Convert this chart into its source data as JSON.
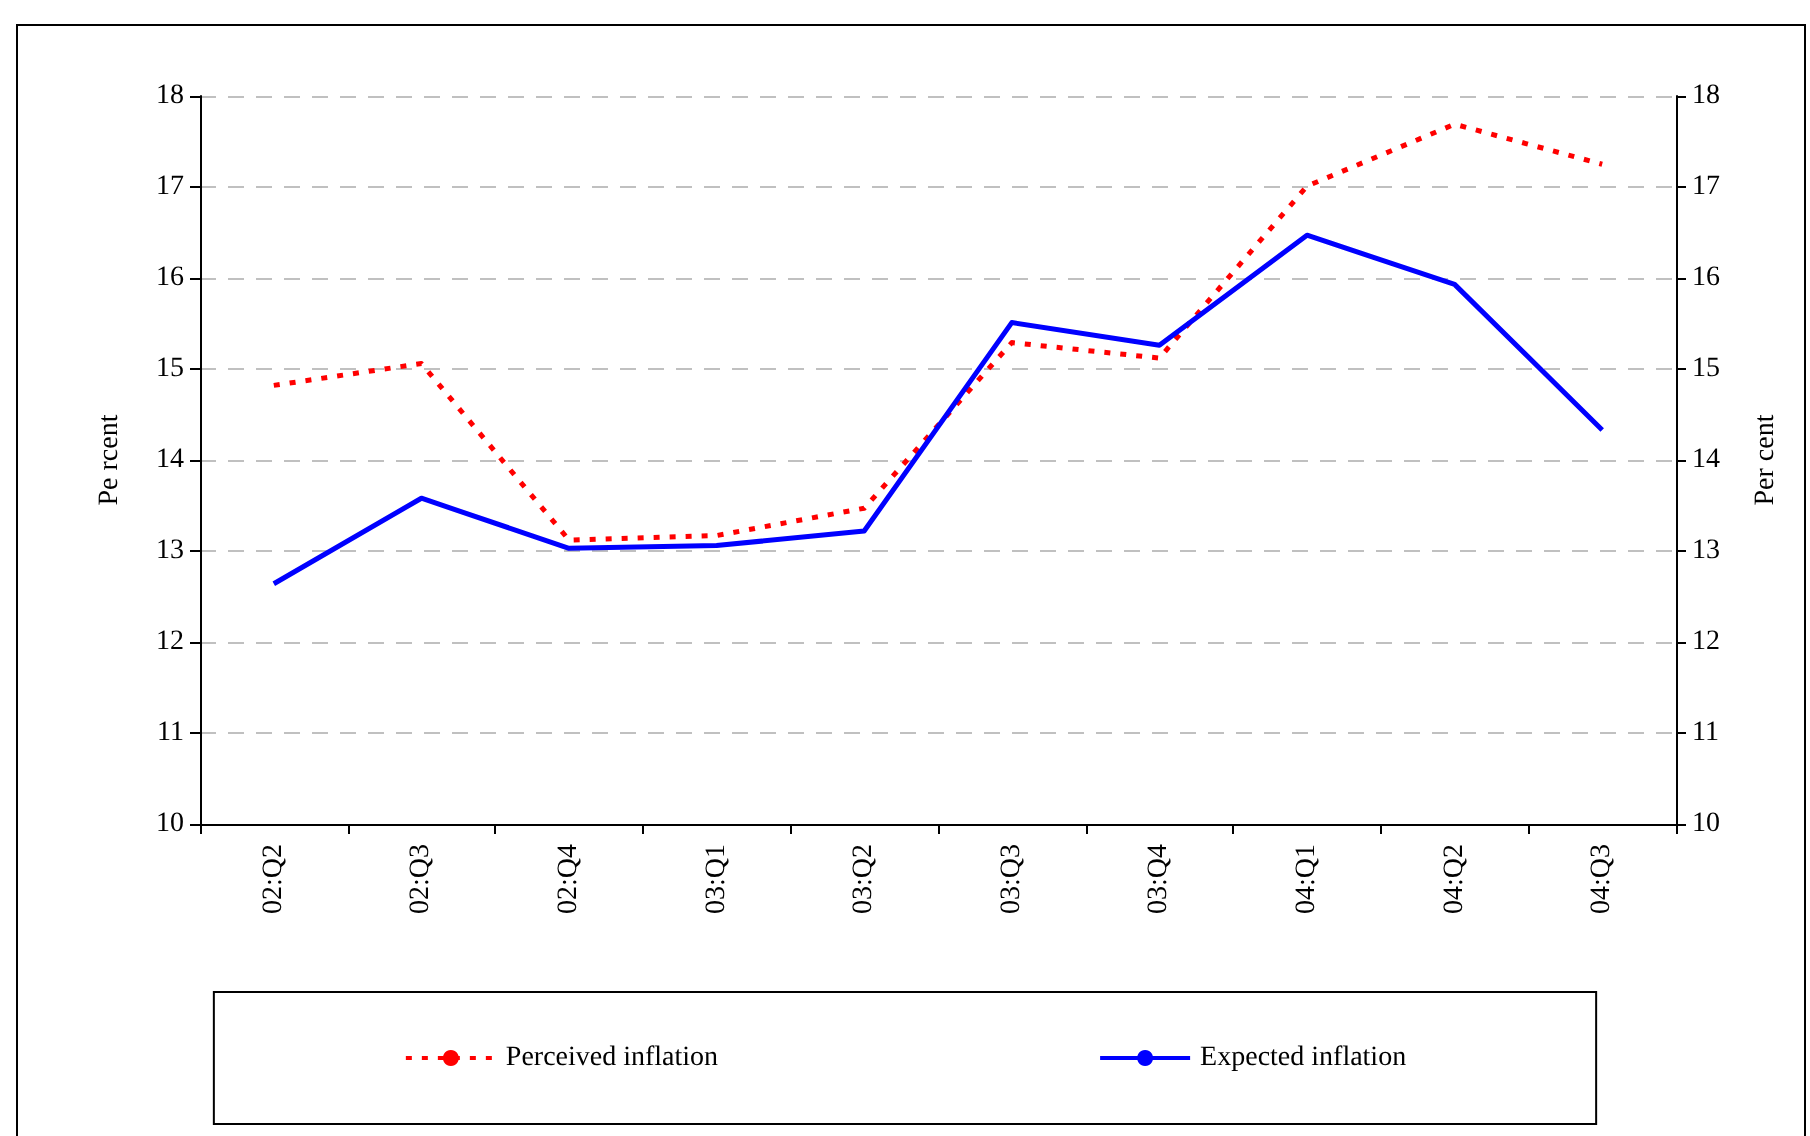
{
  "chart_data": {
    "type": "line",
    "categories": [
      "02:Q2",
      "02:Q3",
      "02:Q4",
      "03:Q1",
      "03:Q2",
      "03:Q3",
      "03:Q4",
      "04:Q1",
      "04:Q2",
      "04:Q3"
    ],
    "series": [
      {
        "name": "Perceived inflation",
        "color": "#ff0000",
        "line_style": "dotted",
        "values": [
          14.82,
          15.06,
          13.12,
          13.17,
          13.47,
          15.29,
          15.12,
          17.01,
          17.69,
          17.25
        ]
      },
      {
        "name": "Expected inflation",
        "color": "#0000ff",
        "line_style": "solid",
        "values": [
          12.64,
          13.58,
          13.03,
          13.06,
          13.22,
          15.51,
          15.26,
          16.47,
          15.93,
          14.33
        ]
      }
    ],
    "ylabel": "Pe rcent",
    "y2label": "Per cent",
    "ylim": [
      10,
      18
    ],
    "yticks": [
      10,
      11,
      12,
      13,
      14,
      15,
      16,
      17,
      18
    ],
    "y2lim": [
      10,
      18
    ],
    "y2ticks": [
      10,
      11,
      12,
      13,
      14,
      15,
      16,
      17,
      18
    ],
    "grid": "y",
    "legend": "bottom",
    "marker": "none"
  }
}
|---|
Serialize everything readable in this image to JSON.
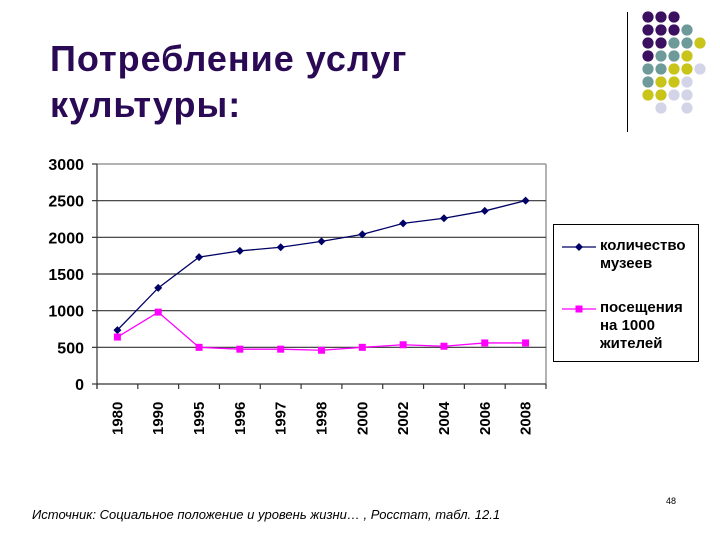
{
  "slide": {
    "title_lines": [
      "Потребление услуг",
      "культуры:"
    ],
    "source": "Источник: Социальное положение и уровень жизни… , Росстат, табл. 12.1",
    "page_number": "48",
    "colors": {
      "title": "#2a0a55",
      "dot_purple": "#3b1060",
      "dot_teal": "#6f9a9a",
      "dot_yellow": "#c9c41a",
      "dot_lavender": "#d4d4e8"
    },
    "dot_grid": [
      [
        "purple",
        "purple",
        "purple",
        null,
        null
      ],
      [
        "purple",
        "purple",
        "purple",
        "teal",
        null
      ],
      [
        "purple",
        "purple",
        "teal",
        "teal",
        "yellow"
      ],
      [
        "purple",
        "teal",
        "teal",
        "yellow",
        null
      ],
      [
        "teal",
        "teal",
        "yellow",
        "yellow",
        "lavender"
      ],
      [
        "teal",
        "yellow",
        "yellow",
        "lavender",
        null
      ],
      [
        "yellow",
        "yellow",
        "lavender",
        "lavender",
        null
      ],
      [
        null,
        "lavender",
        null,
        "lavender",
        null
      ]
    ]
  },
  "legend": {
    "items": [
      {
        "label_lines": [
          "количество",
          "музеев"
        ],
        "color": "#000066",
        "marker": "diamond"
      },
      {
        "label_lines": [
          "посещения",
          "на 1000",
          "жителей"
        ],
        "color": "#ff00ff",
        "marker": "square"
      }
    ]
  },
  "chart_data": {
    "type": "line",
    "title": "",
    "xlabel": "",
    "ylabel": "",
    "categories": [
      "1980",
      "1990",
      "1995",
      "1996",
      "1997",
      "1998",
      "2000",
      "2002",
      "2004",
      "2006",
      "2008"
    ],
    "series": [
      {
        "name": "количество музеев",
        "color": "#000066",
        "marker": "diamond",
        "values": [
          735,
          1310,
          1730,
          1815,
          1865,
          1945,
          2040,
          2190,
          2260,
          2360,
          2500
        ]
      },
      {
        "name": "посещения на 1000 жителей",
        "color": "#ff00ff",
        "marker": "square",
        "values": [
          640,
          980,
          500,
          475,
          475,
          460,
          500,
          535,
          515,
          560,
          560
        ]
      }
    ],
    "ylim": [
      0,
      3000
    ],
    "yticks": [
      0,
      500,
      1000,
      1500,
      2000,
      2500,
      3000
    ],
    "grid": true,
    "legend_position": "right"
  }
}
|---|
**Set task**. Give the count of lines containing "количество", with no added text.

**Answer to the problem**. 2